[LISTED ENTRIES]
[Start]

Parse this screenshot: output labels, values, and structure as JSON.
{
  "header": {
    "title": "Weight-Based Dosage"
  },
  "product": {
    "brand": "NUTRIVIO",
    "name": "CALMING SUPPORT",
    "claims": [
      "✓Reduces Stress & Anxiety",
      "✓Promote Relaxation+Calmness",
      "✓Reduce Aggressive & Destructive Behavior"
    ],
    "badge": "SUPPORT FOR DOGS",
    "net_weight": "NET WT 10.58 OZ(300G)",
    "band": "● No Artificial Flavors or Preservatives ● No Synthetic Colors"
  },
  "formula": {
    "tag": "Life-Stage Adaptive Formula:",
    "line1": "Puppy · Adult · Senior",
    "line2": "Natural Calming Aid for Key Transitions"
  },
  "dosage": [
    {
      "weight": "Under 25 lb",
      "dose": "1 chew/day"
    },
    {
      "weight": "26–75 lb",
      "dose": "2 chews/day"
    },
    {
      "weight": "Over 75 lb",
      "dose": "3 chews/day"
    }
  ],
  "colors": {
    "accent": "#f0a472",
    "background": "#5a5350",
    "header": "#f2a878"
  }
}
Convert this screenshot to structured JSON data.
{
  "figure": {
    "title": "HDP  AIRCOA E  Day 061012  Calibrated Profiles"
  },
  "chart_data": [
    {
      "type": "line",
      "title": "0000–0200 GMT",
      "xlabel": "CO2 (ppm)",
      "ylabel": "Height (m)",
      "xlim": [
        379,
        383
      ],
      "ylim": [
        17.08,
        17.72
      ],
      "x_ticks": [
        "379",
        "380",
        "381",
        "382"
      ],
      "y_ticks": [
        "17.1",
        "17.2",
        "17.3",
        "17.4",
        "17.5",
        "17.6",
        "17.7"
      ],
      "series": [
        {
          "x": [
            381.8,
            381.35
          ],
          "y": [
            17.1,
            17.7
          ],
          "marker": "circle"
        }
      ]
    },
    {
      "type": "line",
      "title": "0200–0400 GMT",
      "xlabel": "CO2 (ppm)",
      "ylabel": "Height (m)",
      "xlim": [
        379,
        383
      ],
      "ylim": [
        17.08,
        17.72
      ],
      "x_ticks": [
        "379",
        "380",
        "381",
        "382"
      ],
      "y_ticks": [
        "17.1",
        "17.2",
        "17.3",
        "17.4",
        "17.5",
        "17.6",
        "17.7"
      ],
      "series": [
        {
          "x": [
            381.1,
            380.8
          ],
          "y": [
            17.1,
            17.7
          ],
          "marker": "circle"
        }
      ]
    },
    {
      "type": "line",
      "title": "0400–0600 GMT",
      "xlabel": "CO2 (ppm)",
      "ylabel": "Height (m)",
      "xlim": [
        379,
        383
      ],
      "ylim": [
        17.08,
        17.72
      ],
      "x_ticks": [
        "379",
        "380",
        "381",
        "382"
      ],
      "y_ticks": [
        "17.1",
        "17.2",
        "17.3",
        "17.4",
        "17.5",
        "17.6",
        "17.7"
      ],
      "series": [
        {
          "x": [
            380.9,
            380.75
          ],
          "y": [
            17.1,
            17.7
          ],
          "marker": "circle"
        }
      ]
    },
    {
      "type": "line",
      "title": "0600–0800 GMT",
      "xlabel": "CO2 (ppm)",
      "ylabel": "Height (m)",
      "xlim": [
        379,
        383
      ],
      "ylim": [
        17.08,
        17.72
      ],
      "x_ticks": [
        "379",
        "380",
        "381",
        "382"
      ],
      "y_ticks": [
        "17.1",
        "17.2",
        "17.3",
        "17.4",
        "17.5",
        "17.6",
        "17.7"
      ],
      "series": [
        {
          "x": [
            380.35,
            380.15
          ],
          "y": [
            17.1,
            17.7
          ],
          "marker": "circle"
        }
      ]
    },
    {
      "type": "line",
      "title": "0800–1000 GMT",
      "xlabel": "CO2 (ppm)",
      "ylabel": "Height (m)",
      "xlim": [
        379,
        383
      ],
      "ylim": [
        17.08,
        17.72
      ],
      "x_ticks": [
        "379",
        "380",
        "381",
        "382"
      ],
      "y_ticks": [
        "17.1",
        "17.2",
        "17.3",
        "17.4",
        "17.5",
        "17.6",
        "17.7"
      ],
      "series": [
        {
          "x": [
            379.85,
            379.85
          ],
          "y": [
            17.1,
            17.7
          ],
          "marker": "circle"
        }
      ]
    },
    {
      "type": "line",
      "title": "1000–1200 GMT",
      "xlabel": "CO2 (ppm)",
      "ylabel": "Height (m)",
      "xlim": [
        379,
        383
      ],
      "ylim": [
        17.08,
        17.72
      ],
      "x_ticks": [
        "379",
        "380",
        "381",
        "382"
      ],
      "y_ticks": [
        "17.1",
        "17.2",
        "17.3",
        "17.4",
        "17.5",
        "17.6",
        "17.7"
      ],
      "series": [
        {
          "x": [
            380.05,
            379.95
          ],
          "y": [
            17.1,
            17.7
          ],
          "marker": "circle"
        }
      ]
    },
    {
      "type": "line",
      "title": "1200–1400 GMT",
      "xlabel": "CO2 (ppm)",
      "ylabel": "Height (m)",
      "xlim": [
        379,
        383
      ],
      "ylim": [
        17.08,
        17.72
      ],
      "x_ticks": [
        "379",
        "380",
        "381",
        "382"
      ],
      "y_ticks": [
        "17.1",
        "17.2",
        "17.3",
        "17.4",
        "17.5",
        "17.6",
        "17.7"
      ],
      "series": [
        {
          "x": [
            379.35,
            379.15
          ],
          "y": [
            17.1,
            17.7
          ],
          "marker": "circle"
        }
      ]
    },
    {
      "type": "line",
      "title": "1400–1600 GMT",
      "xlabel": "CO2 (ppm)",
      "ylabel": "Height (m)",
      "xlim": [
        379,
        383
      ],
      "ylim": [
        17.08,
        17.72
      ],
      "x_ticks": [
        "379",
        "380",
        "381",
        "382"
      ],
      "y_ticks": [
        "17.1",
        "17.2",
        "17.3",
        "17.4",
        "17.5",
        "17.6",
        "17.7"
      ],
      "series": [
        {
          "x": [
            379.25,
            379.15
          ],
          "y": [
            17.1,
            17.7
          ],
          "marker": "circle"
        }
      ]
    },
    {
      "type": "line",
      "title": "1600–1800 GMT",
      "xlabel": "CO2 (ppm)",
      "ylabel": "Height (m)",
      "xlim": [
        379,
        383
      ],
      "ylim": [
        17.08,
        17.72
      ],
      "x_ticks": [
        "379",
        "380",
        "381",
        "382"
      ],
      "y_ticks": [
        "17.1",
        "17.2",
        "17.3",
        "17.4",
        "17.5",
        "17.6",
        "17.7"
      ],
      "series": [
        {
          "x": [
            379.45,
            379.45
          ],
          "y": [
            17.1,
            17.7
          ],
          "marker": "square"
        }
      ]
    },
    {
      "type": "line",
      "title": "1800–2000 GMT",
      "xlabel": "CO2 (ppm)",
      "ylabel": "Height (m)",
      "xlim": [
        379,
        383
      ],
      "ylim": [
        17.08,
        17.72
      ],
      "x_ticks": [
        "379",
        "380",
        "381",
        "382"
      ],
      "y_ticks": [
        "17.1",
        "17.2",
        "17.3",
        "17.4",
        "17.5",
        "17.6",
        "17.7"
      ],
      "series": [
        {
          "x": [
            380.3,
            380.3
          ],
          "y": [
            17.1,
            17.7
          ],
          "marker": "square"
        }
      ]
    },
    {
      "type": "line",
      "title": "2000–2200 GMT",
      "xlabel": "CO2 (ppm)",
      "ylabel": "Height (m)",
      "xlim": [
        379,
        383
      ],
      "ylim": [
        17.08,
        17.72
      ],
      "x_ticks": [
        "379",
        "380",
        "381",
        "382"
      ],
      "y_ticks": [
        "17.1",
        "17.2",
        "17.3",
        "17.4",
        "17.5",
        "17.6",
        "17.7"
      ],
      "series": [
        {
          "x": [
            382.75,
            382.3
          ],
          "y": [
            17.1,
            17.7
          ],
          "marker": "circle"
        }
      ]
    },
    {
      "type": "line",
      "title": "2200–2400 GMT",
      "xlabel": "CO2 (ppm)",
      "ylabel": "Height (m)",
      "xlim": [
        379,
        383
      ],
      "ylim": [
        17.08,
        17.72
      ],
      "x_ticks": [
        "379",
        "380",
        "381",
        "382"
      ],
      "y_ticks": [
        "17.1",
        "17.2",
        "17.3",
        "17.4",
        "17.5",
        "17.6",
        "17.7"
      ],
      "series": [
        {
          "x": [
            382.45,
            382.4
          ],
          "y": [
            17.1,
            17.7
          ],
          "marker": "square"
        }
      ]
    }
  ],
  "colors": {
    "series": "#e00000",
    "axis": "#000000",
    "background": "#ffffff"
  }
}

[End]

Filter for "dose". Return all lines that hold it.

      "dose": "1 chew/day"
      "dose": "2 chews/day"
      "dose": "3 chews/day"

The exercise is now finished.